Reproduce all of the material exactly as shown.

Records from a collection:
────

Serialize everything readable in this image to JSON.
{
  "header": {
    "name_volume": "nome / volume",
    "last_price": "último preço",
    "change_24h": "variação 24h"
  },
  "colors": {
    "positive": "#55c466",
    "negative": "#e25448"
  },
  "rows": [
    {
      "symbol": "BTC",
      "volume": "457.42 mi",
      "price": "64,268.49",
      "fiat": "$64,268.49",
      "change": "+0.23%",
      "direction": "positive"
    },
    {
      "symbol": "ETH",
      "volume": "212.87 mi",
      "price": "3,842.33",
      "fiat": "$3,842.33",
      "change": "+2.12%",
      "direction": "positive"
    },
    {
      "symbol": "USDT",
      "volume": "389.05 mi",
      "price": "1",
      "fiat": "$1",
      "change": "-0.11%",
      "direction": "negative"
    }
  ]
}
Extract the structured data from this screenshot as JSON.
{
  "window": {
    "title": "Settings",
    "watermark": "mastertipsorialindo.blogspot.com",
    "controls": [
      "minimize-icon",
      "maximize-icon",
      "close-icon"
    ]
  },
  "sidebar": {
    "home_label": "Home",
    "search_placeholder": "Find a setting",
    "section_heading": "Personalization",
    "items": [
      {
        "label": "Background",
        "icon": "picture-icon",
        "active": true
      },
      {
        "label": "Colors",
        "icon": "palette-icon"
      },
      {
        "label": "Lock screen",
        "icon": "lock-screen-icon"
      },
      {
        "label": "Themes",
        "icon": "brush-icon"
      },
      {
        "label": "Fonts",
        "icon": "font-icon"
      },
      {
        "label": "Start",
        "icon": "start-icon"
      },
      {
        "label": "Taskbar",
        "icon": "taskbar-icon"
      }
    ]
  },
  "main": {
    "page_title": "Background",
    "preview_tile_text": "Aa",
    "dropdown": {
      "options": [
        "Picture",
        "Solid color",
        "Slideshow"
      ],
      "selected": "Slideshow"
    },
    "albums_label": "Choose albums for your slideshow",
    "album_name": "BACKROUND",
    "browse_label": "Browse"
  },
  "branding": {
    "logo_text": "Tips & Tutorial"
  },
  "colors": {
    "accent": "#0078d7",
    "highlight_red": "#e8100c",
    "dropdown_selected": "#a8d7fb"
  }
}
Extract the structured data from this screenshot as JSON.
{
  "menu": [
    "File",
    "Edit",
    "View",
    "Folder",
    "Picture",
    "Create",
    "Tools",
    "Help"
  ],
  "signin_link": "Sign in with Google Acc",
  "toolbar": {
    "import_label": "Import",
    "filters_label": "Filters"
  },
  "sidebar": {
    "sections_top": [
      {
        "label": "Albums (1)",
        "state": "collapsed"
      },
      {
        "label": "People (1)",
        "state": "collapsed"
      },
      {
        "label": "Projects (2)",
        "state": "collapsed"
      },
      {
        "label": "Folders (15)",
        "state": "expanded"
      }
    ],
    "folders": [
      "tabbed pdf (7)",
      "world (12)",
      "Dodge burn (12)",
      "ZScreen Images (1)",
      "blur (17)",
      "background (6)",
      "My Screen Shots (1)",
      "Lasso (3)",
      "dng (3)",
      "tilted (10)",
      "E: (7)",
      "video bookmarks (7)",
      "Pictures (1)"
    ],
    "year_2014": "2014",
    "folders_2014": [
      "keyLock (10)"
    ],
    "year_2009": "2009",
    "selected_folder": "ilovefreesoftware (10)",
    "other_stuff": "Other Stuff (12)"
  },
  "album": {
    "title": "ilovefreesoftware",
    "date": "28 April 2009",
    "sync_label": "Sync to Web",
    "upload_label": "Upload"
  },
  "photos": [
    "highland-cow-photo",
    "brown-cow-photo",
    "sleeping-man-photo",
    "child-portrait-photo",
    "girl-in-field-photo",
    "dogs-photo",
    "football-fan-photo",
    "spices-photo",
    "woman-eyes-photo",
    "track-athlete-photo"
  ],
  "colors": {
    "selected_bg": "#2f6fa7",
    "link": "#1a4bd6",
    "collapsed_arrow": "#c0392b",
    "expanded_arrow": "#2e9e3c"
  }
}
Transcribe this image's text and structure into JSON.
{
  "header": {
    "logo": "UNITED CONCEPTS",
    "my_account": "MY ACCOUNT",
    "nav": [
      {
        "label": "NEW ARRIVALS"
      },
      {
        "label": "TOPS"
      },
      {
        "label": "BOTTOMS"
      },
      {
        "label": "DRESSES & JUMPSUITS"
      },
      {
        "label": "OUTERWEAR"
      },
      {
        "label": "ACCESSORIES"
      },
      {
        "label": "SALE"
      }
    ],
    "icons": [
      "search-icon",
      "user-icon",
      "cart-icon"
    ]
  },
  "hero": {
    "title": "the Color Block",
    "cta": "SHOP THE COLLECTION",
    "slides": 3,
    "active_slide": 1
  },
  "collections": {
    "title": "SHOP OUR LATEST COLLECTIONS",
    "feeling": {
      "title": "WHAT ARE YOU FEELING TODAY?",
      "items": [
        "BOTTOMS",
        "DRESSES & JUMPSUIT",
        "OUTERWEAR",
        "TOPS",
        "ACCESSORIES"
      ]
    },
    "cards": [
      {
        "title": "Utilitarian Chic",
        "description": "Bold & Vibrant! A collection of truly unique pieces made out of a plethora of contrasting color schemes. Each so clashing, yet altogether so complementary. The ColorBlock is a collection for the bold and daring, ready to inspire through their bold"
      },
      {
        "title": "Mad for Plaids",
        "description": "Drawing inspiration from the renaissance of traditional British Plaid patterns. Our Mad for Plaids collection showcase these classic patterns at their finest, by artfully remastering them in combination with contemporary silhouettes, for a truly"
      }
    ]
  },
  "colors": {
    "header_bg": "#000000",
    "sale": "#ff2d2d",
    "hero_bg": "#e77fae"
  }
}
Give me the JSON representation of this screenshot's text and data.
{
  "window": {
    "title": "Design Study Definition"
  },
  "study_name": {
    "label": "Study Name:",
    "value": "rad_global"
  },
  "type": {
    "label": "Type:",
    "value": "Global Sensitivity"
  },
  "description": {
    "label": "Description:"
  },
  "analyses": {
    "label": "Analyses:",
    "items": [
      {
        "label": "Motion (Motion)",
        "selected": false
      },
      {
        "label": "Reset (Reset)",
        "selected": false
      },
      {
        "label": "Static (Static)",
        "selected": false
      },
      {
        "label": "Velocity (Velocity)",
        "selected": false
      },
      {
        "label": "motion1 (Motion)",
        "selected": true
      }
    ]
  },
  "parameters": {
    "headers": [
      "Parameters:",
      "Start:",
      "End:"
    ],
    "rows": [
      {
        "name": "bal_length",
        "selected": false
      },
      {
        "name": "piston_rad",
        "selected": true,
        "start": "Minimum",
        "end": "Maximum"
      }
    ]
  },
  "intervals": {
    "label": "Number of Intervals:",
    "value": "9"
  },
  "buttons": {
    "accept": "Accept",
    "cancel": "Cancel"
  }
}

────

Finished exercise:
Serialize everything readable in this image to JSON.
{
  "header": {
    "name_volume": "nome / volume",
    "last_price": "último preço",
    "change_24h": "variação 24h"
  },
  "colors": {
    "positive": "#55c466",
    "negative": "#e25448"
  },
  "rows": [
    {
      "symbol": "BTC",
      "volume": "457.42 mi",
      "price": "64,268.49",
      "fiat": "$64,268.49",
      "change": "+0.23%",
      "direction": "positive"
    },
    {
      "symbol": "ETH",
      "volume": "212.87 mi",
      "price": "3,842.33",
      "fiat": "$3,842.33",
      "change": "+2.12%",
      "direction": "positive"
    },
    {
      "symbol": "USDT",
      "volume": "389.05 mi",
      "price": "1",
      "fiat": "$1",
      "change": "-0.11%",
      "direction": "negative"
    }
  ]
}
Extract the structured data from this screenshot as JSON.
{
  "window": {
    "title": "Settings",
    "watermark": "mastertipsorialindo.blogspot.com",
    "controls": [
      "minimize-icon",
      "maximize-icon",
      "close-icon"
    ]
  },
  "sidebar": {
    "home_label": "Home",
    "search_placeholder": "Find a setting",
    "section_heading": "Personalization",
    "items": [
      {
        "label": "Background",
        "icon": "picture-icon",
        "active": true
      },
      {
        "label": "Colors",
        "icon": "palette-icon"
      },
      {
        "label": "Lock screen",
        "icon": "lock-screen-icon"
      },
      {
        "label": "Themes",
        "icon": "brush-icon"
      },
      {
        "label": "Fonts",
        "icon": "font-icon"
      },
      {
        "label": "Start",
        "icon": "start-icon"
      },
      {
        "label": "Taskbar",
        "icon": "taskbar-icon"
      }
    ]
  },
  "main": {
    "page_title": "Background",
    "preview_tile_text": "Aa",
    "dropdown": {
      "options": [
        "Picture",
        "Solid color",
        "Slideshow"
      ],
      "selected": "Slideshow"
    },
    "albums_label": "Choose albums for your slideshow",
    "album_name": "BACKROUND",
    "browse_label": "Browse"
  },
  "branding": {
    "logo_text": "Tips & Tutorial"
  },
  "colors": {
    "accent": "#0078d7",
    "highlight_red": "#e8100c",
    "dropdown_selected": "#a8d7fb"
  }
}
Extract the structured data from this screenshot as JSON.
{
  "menu": [
    "File",
    "Edit",
    "View",
    "Folder",
    "Picture",
    "Create",
    "Tools",
    "Help"
  ],
  "signin_link": "Sign in with Google Acc",
  "toolbar": {
    "import_label": "Import",
    "filters_label": "Filters"
  },
  "sidebar": {
    "sections_top": [
      {
        "label": "Albums (1)",
        "state": "collapsed"
      },
      {
        "label": "People (1)",
        "state": "collapsed"
      },
      {
        "label": "Projects (2)",
        "state": "collapsed"
      },
      {
        "label": "Folders (15)",
        "state": "expanded"
      }
    ],
    "folders": [
      "tabbed pdf (7)",
      "world (12)",
      "Dodge burn (12)",
      "ZScreen Images (1)",
      "blur (17)",
      "background (6)",
      "My Screen Shots (1)",
      "Lasso (3)",
      "dng (3)",
      "tilted (10)",
      "E: (7)",
      "video bookmarks (7)",
      "Pictures (1)"
    ],
    "year_2014": "2014",
    "folders_2014": [
      "keyLock (10)"
    ],
    "year_2009": "2009",
    "selected_folder": "ilovefreesoftware (10)",
    "other_stuff": "Other Stuff (12)"
  },
  "album": {
    "title": "ilovefreesoftware",
    "date": "28 April 2009",
    "sync_label": "Sync to Web",
    "upload_label": "Upload"
  },
  "photos": [
    "highland-cow-photo",
    "brown-cow-photo",
    "sleeping-man-photo",
    "child-portrait-photo",
    "girl-in-field-photo",
    "dogs-photo",
    "football-fan-photo",
    "spices-photo",
    "woman-eyes-photo",
    "track-athlete-photo"
  ],
  "colors": {
    "selected_bg": "#2f6fa7",
    "link": "#1a4bd6",
    "collapsed_arrow": "#c0392b",
    "expanded_arrow": "#2e9e3c"
  }
}
Transcribe this image's text and structure into JSON.
{
  "header": {
    "logo": "UNITED CONCEPTS",
    "my_account": "MY ACCOUNT",
    "nav": [
      {
        "label": "NEW ARRIVALS"
      },
      {
        "label": "TOPS"
      },
      {
        "label": "BOTTOMS"
      },
      {
        "label": "DRESSES & JUMPSUITS"
      },
      {
        "label": "OUTERWEAR"
      },
      {
        "label": "ACCESSORIES"
      },
      {
        "label": "SALE"
      }
    ],
    "icons": [
      "search-icon",
      "user-icon",
      "cart-icon"
    ]
  },
  "hero": {
    "title": "the Color Block",
    "cta": "SHOP THE COLLECTION",
    "slides": 3,
    "active_slide": 1
  },
  "collections": {
    "title": "SHOP OUR LATEST COLLECTIONS",
    "feeling": {
      "title": "WHAT ARE YOU FEELING TODAY?",
      "items": [
        "BOTTOMS",
        "DRESSES & JUMPSUIT",
        "OUTERWEAR",
        "TOPS",
        "ACCESSORIES"
      ]
    },
    "cards": [
      {
        "title": "Utilitarian Chic",
        "description": "Bold & Vibrant! A collection of truly unique pieces made out of a plethora of contrasting color schemes. Each so clashing, yet altogether so complementary. The ColorBlock is a collection for the bold and daring, ready to inspire through their bold"
      },
      {
        "title": "Mad for Plaids",
        "description": "Drawing inspiration from the renaissance of traditional British Plaid patterns. Our Mad for Plaids collection showcase these classic patterns at their finest, by artfully remastering them in combination with contemporary silhouettes, for a truly"
      }
    ]
  },
  "colors": {
    "header_bg": "#000000",
    "sale": "#ff2d2d",
    "hero_bg": "#e77fae"
  }
}
Give me the JSON representation of this screenshot's text and data.
{
  "window": {
    "title": "Design Study Definition"
  },
  "study_name": {
    "label": "Study Name:",
    "value": "rad_global"
  },
  "type": {
    "label": "Type:",
    "value": "Global Sensitivity"
  },
  "description": {
    "label": "Description:"
  },
  "analyses": {
    "label": "Analyses:",
    "items": [
      {
        "label": "Motion (Motion)",
        "selected": false
      },
      {
        "label": "Reset (Reset)",
        "selected": false
      },
      {
        "label": "Static (Static)",
        "selected": false
      },
      {
        "label": "Velocity (Velocity)",
        "selected": false
      },
      {
        "label": "motion1 (Motion)",
        "selected": true
      }
    ]
  },
  "parameters": {
    "headers": [
      "Parameters:",
      "Start:",
      "End:"
    ],
    "rows": [
      {
        "name": "bal_length",
        "selected": false
      },
      {
        "name": "piston_rad",
        "selected": true,
        "start": "Minimum",
        "end": "Maximum"
      }
    ]
  },
  "intervals": {
    "label": "Number of Intervals:",
    "value": "9"
  },
  "buttons": {
    "accept": "Accept",
    "cancel": "Cancel"
  }
}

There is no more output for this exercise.